[Brief] From the listing that follows, output everything exactly except the pictures.

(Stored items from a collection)
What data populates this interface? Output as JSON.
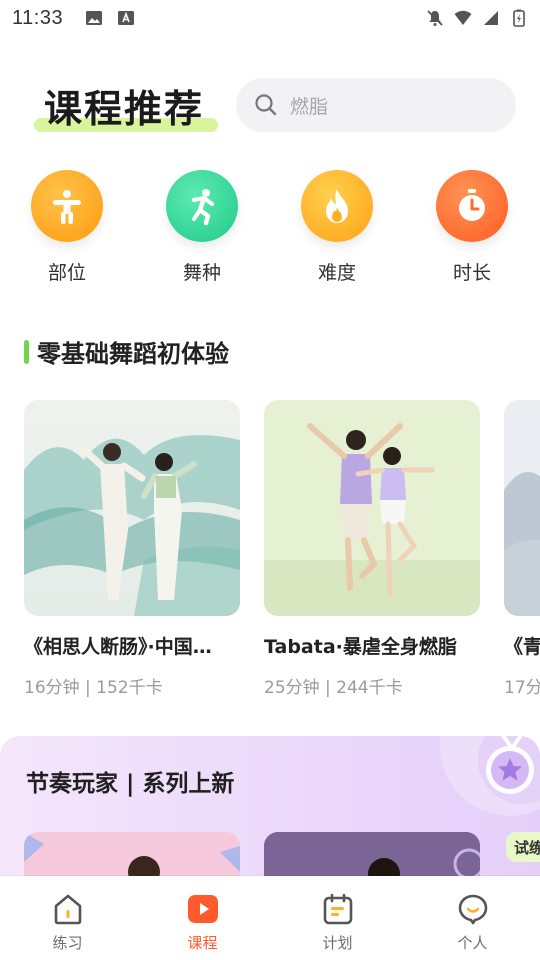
{
  "status_bar": {
    "time": "11:33"
  },
  "header": {
    "title": "课程推荐",
    "search_placeholder": "燃脂"
  },
  "categories": [
    {
      "label": "部位",
      "icon": "body-part-icon",
      "color": "#ffa51c"
    },
    {
      "label": "舞种",
      "icon": "dance-style-icon",
      "color": "#2fd69a"
    },
    {
      "label": "难度",
      "icon": "flame-icon",
      "color": "#ffae1e"
    },
    {
      "label": "时长",
      "icon": "stopwatch-icon",
      "color": "#ff6a2d"
    }
  ],
  "section": {
    "title": "零基础舞蹈初体验",
    "accent_color": "#6fd64d",
    "courses": [
      {
        "name": "《相思人断肠》·中国…",
        "meta": "16分钟 | 152千卡"
      },
      {
        "name": "Tabata·暴虐全身燃脂",
        "meta": "25分钟 | 244千卡"
      },
      {
        "name": "《青",
        "meta": "17分"
      }
    ]
  },
  "promo": {
    "title": "节奏玩家 | 系列上新",
    "trial_tag": "试练"
  },
  "bottom_nav": {
    "active_color": "#ff5a2c",
    "items": [
      {
        "label": "练习",
        "icon": "house-icon"
      },
      {
        "label": "课程",
        "icon": "play-icon"
      },
      {
        "label": "计划",
        "icon": "calendar-icon"
      },
      {
        "label": "个人",
        "icon": "profile-icon"
      }
    ]
  }
}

[Exercise response]
What data populates this interface? Output as JSON.
{
  "status_bar": {
    "time": "11:33"
  },
  "header": {
    "title": "课程推荐",
    "search_placeholder": "燃脂"
  },
  "categories": [
    {
      "label": "部位",
      "icon": "body-part-icon",
      "color": "#ffa51c"
    },
    {
      "label": "舞种",
      "icon": "dance-style-icon",
      "color": "#2fd69a"
    },
    {
      "label": "难度",
      "icon": "flame-icon",
      "color": "#ffae1e"
    },
    {
      "label": "时长",
      "icon": "stopwatch-icon",
      "color": "#ff6a2d"
    }
  ],
  "section": {
    "title": "零基础舞蹈初体验",
    "accent_color": "#6fd64d",
    "courses": [
      {
        "name": "《相思人断肠》·中国…",
        "meta": "16分钟 | 152千卡"
      },
      {
        "name": "Tabata·暴虐全身燃脂",
        "meta": "25分钟 | 244千卡"
      },
      {
        "name": "《青",
        "meta": "17分"
      }
    ]
  },
  "promo": {
    "title": "节奏玩家 | 系列上新",
    "trial_tag": "试练"
  },
  "bottom_nav": {
    "active_color": "#ff5a2c",
    "items": [
      {
        "label": "练习",
        "icon": "house-icon"
      },
      {
        "label": "课程",
        "icon": "play-icon"
      },
      {
        "label": "计划",
        "icon": "calendar-icon"
      },
      {
        "label": "个人",
        "icon": "profile-icon"
      }
    ]
  }
}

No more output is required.